**THE INPUT**
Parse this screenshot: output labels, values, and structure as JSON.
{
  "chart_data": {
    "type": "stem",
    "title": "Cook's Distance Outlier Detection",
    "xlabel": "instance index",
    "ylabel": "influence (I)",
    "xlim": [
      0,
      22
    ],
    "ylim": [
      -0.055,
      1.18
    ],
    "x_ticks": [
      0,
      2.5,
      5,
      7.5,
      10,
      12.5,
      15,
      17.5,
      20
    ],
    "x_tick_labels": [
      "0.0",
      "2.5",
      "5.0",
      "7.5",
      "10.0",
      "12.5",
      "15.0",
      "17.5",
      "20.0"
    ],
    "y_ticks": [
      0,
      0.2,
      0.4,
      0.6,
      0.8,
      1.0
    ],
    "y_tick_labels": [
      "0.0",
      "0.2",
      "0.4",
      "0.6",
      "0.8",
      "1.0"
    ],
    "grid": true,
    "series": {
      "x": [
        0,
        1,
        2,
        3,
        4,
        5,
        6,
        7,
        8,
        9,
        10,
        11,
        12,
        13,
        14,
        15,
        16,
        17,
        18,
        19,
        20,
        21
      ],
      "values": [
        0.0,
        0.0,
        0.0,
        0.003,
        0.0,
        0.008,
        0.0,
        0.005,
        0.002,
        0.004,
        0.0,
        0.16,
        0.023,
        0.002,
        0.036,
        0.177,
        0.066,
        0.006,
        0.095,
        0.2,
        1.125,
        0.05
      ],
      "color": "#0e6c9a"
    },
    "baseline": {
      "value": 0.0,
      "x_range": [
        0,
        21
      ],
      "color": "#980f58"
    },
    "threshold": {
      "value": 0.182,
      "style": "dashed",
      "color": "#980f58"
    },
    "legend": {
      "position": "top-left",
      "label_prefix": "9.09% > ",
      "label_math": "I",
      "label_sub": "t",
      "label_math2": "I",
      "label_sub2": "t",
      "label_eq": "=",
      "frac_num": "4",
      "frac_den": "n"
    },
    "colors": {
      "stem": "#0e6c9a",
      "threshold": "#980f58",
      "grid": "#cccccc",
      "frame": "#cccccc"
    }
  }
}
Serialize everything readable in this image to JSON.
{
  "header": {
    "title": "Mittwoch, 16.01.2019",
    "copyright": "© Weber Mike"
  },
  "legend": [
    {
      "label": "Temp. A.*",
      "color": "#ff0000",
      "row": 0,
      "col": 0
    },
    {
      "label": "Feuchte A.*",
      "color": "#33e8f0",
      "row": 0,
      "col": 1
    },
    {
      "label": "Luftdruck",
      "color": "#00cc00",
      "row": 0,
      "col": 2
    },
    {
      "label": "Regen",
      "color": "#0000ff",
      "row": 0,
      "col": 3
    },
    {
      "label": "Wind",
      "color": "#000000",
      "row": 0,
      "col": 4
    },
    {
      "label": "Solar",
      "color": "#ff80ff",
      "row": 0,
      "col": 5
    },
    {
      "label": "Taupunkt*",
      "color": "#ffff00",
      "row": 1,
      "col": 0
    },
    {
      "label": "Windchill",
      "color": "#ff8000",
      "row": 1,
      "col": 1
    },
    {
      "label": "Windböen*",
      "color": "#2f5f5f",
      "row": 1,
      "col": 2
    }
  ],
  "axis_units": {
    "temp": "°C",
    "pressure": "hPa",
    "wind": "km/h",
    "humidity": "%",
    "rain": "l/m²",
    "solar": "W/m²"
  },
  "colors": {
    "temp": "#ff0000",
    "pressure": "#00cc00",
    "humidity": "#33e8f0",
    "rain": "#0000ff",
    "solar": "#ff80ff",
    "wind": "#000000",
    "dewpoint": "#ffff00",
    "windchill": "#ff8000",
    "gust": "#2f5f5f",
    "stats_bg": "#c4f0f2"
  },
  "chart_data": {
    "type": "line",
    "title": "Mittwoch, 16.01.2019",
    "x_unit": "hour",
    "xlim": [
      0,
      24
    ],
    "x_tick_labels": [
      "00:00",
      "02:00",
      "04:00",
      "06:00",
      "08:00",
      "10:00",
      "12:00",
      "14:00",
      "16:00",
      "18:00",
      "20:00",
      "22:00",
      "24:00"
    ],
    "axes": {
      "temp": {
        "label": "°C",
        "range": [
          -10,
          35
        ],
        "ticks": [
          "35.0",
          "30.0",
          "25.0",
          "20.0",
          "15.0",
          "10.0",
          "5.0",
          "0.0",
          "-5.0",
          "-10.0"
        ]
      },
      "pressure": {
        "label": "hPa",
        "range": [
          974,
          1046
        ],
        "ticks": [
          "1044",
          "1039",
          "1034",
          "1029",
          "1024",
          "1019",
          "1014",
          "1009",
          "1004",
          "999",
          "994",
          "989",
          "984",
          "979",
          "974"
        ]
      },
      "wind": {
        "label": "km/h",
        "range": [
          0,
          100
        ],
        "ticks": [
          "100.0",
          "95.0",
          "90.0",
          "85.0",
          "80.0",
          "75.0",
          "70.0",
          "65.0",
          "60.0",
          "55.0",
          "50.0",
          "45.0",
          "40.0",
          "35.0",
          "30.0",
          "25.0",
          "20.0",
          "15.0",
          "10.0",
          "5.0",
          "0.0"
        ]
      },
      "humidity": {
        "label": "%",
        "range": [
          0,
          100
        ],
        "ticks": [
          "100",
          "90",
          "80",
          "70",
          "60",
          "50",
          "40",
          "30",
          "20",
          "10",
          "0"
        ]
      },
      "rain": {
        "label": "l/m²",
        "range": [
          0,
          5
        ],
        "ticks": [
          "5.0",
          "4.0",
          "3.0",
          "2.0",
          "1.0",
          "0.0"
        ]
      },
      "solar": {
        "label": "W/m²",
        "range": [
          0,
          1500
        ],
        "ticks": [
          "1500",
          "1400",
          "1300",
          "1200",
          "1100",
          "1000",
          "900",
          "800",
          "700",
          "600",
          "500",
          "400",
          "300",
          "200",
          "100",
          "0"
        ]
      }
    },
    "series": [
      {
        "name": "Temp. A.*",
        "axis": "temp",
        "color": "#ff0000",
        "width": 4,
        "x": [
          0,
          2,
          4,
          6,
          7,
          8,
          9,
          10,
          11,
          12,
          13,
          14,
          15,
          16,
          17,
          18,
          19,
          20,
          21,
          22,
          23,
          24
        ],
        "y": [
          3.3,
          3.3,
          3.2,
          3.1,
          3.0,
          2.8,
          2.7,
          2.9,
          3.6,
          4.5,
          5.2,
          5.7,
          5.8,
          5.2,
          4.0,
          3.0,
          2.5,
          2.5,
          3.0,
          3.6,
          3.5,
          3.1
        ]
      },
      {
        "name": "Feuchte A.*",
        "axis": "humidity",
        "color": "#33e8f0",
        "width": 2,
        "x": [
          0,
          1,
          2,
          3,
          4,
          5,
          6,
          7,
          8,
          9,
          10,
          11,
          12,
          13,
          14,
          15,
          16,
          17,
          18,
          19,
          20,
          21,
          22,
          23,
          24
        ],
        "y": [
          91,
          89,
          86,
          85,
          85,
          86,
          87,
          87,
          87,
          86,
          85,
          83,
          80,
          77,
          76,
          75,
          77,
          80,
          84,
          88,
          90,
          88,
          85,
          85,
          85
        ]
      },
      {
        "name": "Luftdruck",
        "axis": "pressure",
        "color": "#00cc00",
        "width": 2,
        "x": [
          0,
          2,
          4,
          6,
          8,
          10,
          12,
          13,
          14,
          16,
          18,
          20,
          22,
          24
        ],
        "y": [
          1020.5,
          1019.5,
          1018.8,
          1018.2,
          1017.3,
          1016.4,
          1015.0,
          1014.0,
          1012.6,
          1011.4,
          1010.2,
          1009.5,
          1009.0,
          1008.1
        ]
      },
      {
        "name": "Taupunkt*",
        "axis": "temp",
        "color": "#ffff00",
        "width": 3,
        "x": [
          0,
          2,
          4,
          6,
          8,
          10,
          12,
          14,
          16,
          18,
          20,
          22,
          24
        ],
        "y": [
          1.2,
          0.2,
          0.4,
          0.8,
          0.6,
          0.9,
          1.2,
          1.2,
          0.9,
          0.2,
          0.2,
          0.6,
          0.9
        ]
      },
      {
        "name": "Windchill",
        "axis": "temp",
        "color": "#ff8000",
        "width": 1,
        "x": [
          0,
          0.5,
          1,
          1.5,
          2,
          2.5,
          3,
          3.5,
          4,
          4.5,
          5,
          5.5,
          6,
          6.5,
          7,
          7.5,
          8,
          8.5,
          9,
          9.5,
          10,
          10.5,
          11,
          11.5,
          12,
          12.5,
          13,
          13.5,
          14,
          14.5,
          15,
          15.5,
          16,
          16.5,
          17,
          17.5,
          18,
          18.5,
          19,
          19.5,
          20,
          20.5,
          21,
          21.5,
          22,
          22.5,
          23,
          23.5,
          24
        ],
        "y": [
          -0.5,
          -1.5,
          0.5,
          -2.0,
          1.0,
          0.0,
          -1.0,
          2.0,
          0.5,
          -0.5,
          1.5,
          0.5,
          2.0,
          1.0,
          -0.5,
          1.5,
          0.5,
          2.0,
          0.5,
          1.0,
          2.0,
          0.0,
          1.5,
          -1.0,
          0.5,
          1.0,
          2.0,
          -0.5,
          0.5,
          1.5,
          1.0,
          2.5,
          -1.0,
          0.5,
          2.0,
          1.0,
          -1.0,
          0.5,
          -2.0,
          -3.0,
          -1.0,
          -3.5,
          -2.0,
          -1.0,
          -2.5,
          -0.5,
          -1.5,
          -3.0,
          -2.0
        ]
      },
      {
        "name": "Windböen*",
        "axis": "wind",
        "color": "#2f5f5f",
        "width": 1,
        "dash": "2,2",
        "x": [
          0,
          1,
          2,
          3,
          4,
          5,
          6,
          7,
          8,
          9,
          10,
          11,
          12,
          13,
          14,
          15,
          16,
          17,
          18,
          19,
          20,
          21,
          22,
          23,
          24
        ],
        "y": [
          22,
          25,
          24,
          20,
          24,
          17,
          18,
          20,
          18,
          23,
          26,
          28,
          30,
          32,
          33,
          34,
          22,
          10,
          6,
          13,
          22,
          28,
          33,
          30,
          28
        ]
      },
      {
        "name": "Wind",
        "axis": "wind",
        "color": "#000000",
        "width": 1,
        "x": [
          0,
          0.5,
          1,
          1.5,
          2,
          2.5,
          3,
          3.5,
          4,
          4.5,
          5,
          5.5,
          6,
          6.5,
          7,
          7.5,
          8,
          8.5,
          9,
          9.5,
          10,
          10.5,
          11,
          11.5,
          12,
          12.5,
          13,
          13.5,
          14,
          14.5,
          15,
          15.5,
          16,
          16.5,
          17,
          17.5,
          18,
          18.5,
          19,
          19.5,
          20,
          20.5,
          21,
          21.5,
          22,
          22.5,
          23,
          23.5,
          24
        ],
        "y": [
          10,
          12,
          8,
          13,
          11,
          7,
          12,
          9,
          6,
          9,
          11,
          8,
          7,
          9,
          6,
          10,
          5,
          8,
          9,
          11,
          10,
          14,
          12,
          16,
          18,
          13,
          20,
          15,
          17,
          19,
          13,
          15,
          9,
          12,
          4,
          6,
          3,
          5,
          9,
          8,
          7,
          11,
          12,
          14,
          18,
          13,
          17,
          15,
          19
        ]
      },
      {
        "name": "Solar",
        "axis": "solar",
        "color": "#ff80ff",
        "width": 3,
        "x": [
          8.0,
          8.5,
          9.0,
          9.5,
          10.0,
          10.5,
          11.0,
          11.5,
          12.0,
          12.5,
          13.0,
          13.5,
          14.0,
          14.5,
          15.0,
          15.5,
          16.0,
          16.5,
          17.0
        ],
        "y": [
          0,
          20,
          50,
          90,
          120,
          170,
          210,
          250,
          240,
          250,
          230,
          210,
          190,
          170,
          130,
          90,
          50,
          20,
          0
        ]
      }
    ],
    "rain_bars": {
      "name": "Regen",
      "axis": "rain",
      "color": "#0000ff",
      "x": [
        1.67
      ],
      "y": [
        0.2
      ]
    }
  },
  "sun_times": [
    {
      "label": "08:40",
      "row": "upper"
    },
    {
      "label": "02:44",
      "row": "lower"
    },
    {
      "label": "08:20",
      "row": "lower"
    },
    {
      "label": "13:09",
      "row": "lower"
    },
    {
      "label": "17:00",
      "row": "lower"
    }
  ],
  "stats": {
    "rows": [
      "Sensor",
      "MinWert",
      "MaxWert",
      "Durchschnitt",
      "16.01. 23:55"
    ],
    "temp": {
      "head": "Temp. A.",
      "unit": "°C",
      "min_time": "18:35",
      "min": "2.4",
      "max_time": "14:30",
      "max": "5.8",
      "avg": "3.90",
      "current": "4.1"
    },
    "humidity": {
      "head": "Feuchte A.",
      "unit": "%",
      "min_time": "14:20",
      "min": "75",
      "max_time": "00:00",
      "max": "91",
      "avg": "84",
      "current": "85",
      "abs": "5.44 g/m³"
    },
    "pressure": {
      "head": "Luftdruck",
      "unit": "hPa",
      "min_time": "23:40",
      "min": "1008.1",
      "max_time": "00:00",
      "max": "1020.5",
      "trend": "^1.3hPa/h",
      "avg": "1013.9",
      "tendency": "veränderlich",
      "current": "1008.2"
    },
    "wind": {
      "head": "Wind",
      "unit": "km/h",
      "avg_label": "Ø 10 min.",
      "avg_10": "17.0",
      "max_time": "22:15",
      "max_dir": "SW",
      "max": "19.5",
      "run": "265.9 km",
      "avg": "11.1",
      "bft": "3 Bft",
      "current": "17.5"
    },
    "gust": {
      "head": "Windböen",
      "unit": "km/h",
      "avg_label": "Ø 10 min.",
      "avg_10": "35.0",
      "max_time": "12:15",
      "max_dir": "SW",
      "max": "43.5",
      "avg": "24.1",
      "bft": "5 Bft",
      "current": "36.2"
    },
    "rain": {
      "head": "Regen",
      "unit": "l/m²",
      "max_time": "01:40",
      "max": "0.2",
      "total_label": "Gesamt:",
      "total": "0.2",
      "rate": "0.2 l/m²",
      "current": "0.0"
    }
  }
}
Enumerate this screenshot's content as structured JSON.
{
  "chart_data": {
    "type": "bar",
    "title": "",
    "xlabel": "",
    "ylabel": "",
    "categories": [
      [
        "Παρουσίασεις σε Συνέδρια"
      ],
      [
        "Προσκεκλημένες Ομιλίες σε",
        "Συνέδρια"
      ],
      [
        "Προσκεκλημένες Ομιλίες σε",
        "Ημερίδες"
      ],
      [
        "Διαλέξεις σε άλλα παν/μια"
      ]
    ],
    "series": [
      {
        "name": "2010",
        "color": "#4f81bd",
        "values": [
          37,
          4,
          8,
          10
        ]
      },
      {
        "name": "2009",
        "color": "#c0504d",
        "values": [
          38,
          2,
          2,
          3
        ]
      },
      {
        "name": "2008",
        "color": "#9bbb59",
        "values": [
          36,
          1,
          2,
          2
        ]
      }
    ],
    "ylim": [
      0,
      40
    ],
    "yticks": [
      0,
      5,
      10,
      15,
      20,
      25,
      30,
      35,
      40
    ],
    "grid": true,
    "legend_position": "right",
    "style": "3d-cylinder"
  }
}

**WHAT YOU NEED TO DO**
Starting with the line that contains "Enumerate this screenshot's", output every line through the end of the listing above, unchanged.

**RESULT OF THIS EXERCISE**
Enumerate this screenshot's content as structured JSON.
{
  "chart_data": {
    "type": "bar",
    "title": "",
    "xlabel": "",
    "ylabel": "",
    "categories": [
      [
        "Παρουσίασεις σε Συνέδρια"
      ],
      [
        "Προσκεκλημένες Ομιλίες σε",
        "Συνέδρια"
      ],
      [
        "Προσκεκλημένες Ομιλίες σε",
        "Ημερίδες"
      ],
      [
        "Διαλέξεις σε άλλα παν/μια"
      ]
    ],
    "series": [
      {
        "name": "2010",
        "color": "#4f81bd",
        "values": [
          37,
          4,
          8,
          10
        ]
      },
      {
        "name": "2009",
        "color": "#c0504d",
        "values": [
          38,
          2,
          2,
          3
        ]
      },
      {
        "name": "2008",
        "color": "#9bbb59",
        "values": [
          36,
          1,
          2,
          2
        ]
      }
    ],
    "ylim": [
      0,
      40
    ],
    "yticks": [
      0,
      5,
      10,
      15,
      20,
      25,
      30,
      35,
      40
    ],
    "grid": true,
    "legend_position": "right",
    "style": "3d-cylinder"
  }
}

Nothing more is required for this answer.